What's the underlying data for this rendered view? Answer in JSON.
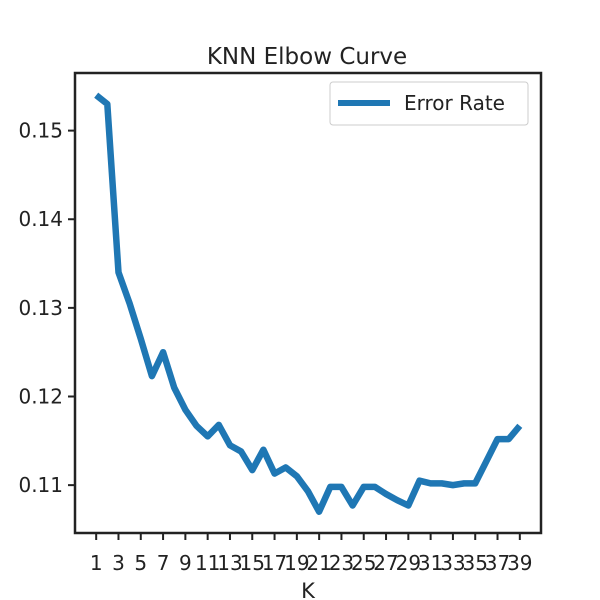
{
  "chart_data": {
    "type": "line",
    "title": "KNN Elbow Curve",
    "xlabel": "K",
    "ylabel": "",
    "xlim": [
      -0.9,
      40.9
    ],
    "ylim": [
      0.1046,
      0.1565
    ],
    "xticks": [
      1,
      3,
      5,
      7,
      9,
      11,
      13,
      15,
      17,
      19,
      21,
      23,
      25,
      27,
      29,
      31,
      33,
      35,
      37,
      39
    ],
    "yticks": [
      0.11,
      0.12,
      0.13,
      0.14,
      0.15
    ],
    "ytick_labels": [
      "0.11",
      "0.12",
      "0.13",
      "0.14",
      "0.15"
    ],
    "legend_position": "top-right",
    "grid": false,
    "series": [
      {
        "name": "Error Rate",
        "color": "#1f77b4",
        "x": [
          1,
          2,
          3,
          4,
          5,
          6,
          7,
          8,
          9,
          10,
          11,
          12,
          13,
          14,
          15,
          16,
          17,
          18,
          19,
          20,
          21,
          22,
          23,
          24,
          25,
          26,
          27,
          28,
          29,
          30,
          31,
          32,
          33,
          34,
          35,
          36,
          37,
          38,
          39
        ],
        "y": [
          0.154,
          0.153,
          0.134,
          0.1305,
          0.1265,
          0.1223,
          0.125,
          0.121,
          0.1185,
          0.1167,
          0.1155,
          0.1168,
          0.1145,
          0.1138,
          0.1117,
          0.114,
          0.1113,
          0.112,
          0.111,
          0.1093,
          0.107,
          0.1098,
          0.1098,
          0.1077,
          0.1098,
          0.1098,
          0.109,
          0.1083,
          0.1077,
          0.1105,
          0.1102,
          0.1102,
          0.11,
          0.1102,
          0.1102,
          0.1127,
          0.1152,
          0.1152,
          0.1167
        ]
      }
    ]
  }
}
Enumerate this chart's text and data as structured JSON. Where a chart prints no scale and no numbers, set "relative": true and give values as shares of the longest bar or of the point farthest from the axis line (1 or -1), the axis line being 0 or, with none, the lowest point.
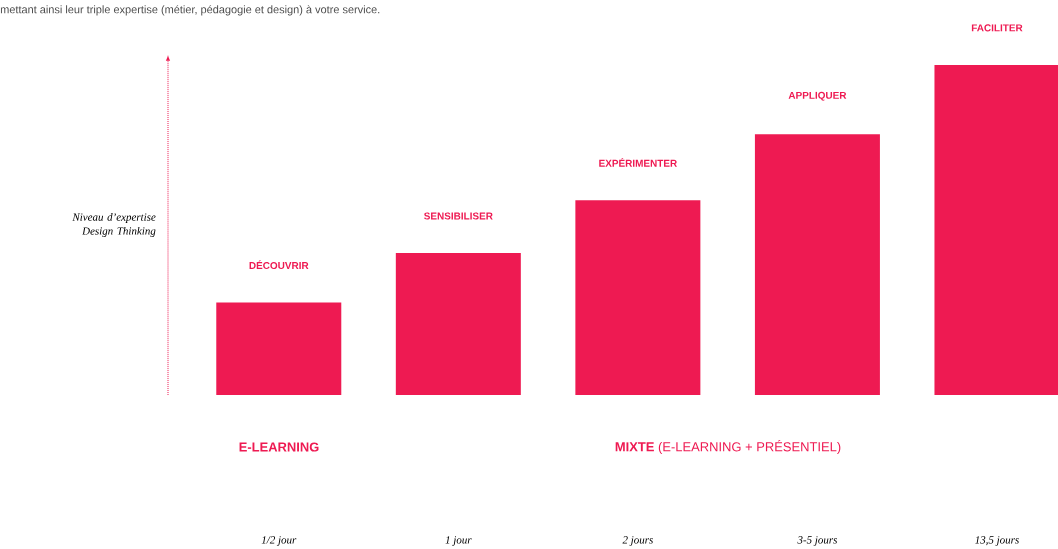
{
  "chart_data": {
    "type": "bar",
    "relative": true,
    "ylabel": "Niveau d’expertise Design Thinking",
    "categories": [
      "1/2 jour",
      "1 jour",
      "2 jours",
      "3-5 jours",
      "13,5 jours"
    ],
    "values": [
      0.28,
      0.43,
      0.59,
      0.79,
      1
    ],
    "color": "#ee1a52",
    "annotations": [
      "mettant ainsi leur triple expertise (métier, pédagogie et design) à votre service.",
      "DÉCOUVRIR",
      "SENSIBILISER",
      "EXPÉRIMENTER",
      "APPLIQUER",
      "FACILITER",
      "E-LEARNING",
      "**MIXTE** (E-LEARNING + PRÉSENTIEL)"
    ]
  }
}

──────

▶ Task brief: Copy all lines from the material that contain "true".

▶ Answer to the task:
Enumerate this chart's text and data as structured JSON. Where a chart prints no scale and no numbers, set "relative": true and give values as shares of the longest bar or of the point farthest from the axis line (1 or -1), the axis line being 0 or, with none, the lowest point.
    "relative": true,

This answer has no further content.